— BEGIN Stored rows —

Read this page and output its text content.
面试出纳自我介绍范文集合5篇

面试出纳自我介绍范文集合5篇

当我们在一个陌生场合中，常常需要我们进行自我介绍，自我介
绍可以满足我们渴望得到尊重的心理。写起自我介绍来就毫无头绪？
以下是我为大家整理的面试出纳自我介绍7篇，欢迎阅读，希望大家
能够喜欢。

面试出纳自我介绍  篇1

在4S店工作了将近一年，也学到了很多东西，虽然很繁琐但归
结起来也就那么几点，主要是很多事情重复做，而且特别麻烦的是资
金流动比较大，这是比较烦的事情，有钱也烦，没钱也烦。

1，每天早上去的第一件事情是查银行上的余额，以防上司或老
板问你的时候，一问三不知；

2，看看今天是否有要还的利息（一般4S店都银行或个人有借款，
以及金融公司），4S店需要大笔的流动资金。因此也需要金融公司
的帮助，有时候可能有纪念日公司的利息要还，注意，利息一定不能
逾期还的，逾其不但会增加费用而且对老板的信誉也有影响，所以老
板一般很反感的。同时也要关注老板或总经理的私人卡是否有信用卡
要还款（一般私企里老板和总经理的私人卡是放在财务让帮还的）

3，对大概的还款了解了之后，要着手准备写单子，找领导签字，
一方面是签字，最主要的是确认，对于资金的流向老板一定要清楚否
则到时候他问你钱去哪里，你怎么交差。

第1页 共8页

— END Stored rows —

Task to complete =>
Reproduce the material above without altering a single character.

Written response =>
Read this page and output its text content.
面试出纳自我介绍范文集合5篇

面试出纳自我介绍范文集合5篇

当我们在一个陌生场合中，常常需要我们进行自我介绍，自我介
绍可以满足我们渴望得到尊重的心理。写起自我介绍来就毫无头绪？
以下是我为大家整理的面试出纳自我介绍7篇，欢迎阅读，希望大家
能够喜欢。

面试出纳自我介绍  篇1

在4S店工作了将近一年，也学到了很多东西，虽然很繁琐但归
结起来也就那么几点，主要是很多事情重复做，而且特别麻烦的是资
金流动比较大，这是比较烦的事情，有钱也烦，没钱也烦。

1，每天早上去的第一件事情是查银行上的余额，以防上司或老
板问你的时候，一问三不知；

2，看看今天是否有要还的利息（一般4S店都银行或个人有借款，
以及金融公司），4S店需要大笔的流动资金。因此也需要金融公司
的帮助，有时候可能有纪念日公司的利息要还，注意，利息一定不能
逾期还的，逾其不但会增加费用而且对老板的信誉也有影响，所以老
板一般很反感的。同时也要关注老板或总经理的私人卡是否有信用卡
要还款（一般私企里老板和总经理的私人卡是放在财务让帮还的）

3，对大概的还款了解了之后，要着手准备写单子，找领导签字，
一方面是签字，最主要的是确认，对于资金的流向老板一定要清楚否
则到时候他问你钱去哪里，你怎么交差。

第1页 共8页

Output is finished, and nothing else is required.